— WRITTEN REQUEST —
Find every line with "this" in it, then report how many there are and nothing more.

>> START INPUT DATA

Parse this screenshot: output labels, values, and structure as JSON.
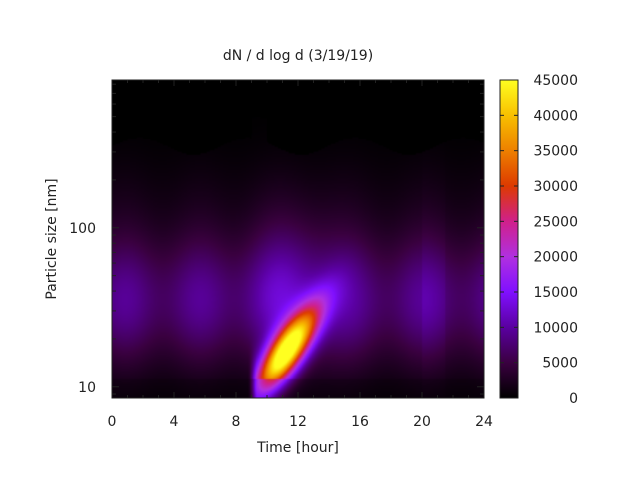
{
  "chart_data": {
    "type": "heatmap",
    "title": "dN / d log d (3/19/19)",
    "xlabel": "Time [hour]",
    "ylabel": "Particle size [nm]",
    "x_ticks": [
      0,
      4,
      8,
      12,
      16,
      20,
      24
    ],
    "x_range": [
      0,
      24
    ],
    "y_scale": "log",
    "y_range": [
      8.5,
      850
    ],
    "y_ticks": [
      10,
      100
    ],
    "colorbar": {
      "min": 0,
      "max": 45000,
      "ticks": [
        0,
        5000,
        10000,
        15000,
        20000,
        25000,
        30000,
        35000,
        40000,
        45000
      ],
      "palette": [
        "#000000",
        "#3a0040",
        "#5a00a0",
        "#8010ff",
        "#b030e0",
        "#d0208a",
        "#dd3a00",
        "#ee8000",
        "#f8c000",
        "#ffff20"
      ]
    },
    "grid": false,
    "features": [
      {
        "name": "nucleation-burst",
        "time_hours": [
          9,
          14
        ],
        "size_nm": [
          9,
          30
        ],
        "peak_value": 45000
      }
    ]
  }
}
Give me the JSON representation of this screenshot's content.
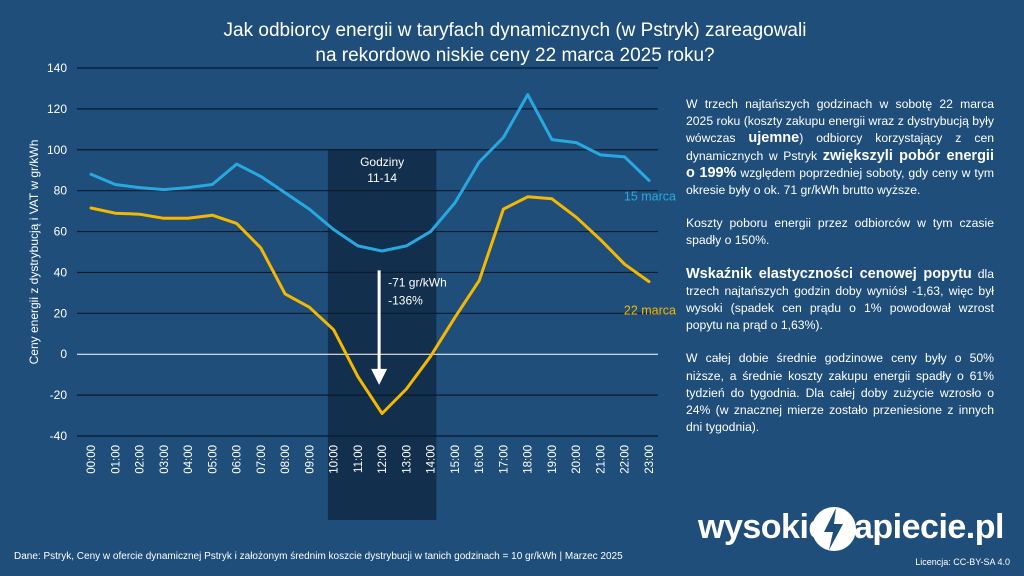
{
  "title_line1": "Jak odbiorcy energii w taryfach dynamicznych (w Pstryk) zareagowali",
  "title_line2": "na rekordowo niskie ceny 22 marca 2025 roku?",
  "chart_data": {
    "type": "line",
    "ylabel": "Ceny energii z dystrybucją i VAT w gr/kWh",
    "ylim": [
      -40,
      140
    ],
    "yticks": [
      -40,
      -20,
      0,
      20,
      40,
      60,
      80,
      100,
      120,
      140
    ],
    "categories": [
      "00:00",
      "01:00",
      "02:00",
      "03:00",
      "04:00",
      "05:00",
      "06:00",
      "07:00",
      "08:00",
      "09:00",
      "10:00",
      "11:00",
      "12:00",
      "13:00",
      "14:00",
      "15:00",
      "16:00",
      "17:00",
      "18:00",
      "19:00",
      "20:00",
      "21:00",
      "22:00",
      "23:00"
    ],
    "grid": true,
    "series": [
      {
        "name": "15 marca",
        "color": "#29a8e0",
        "values": [
          88,
          83,
          81.5,
          80.5,
          81.5,
          83,
          93,
          87,
          79,
          71,
          61,
          53,
          50.5,
          53,
          60,
          74,
          94,
          106,
          127,
          105,
          103.5,
          97.5,
          96.5,
          85
        ]
      },
      {
        "name": "22 marca",
        "color": "#f5b800",
        "values": [
          71.5,
          69,
          68.5,
          66.5,
          66.5,
          68,
          64,
          52,
          29.5,
          23,
          12,
          -11,
          -29,
          -17,
          -1,
          18,
          36,
          71,
          77,
          76,
          67,
          56,
          44,
          35.5
        ]
      }
    ],
    "highlight": {
      "from": "11:00",
      "to": "13:00",
      "label_line1": "Godziny",
      "label_line2": "11-14"
    },
    "annotation": {
      "line1": "-71 gr/kWh",
      "line2": "-136%",
      "from_value": 41,
      "to_value": -15,
      "at": "12:00"
    }
  },
  "side_text": {
    "p1_a": "W trzech najtańszych godzinach w sobotę 22 marca 2025 roku (koszty zakupu energii wraz z dystrybucją były wówczas ",
    "p1_b": "ujemne",
    "p1_c": ") odbiorcy korzystający z cen dynamicznych w Pstryk ",
    "p1_d": "zwiększyli pobór energii o 199%",
    "p1_e": " względem poprzedniej soboty, gdy ceny w tym okresie były o ok. 71 gr/kWh brutto wyższe.",
    "p2": "Koszty poboru energii przez odbiorców w tym czasie spadły o 150%.",
    "p3_a": "Wskaźnik elastyczności cenowej popytu",
    "p3_b": " dla trzech najtańszych godzin doby wyniósł -1,63, więc był wysoki (spadek cen prądu o 1% powodował wzrost popytu na prąd o 1,63%).",
    "p4": "W całej dobie średnie godzinowe ceny były o 50% niższe, a średnie koszty zakupu energii spadły o 61% tydzień do tygodnia. Dla całej doby zużycie wzrosło o 24% (w znacznej mierze zostało przeniesione z innych dni tygodnia)."
  },
  "footer": "Dane: Pstryk, Ceny w ofercie dynamicznej Pstryk i założonym średnim koszcie dystrybucji w tanich godzinach = 10 gr/kWh    |    Marzec 2025",
  "license": "Licencja: CC-BY-SA 4.0",
  "logo": {
    "left": "wysokie",
    "right": "apiecie.pl"
  }
}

>> END INPUT DATA

— EXPECTED OUTPUT —
2